**PROMPT**.
Return all lines that include the string "lián".

>> begin TASK INPUT

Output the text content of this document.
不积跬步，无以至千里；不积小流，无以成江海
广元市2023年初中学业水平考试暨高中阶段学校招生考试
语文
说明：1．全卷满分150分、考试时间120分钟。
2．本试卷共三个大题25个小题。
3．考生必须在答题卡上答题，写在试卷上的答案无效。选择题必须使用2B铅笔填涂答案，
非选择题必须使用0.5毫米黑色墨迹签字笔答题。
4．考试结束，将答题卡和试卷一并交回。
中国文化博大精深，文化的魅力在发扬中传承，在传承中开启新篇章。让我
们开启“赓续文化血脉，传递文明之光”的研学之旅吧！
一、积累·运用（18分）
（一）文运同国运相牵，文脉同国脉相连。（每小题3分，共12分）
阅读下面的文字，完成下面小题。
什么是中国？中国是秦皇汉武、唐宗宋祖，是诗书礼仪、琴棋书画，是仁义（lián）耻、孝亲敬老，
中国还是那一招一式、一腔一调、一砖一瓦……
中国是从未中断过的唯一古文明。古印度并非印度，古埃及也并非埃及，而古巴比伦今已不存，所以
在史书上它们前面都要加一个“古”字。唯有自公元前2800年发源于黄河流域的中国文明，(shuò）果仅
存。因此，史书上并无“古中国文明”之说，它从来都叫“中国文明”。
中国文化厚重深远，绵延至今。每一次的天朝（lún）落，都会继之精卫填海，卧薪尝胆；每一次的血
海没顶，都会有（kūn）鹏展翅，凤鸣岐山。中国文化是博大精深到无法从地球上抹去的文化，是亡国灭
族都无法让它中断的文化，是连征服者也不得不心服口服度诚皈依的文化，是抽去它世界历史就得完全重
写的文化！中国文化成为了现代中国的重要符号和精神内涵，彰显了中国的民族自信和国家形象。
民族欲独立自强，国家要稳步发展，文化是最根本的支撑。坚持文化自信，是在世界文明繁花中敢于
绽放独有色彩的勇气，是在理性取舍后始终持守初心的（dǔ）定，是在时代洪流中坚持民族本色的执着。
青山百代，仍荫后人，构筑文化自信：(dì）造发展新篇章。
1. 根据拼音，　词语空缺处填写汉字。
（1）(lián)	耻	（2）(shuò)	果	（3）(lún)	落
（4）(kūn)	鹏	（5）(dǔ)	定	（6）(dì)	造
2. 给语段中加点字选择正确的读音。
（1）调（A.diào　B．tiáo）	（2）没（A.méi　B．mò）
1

>> end TASK INPUT

**RESPONSE TO THIS TASK**.
什么是中国？中国是秦皇汉武、唐宗宋祖，是诗书礼仪、琴棋书画，是仁义（lián）耻、孝亲敬老，
（1）(lián)	耻	（2）(shuò)	果	（3）(lún)	落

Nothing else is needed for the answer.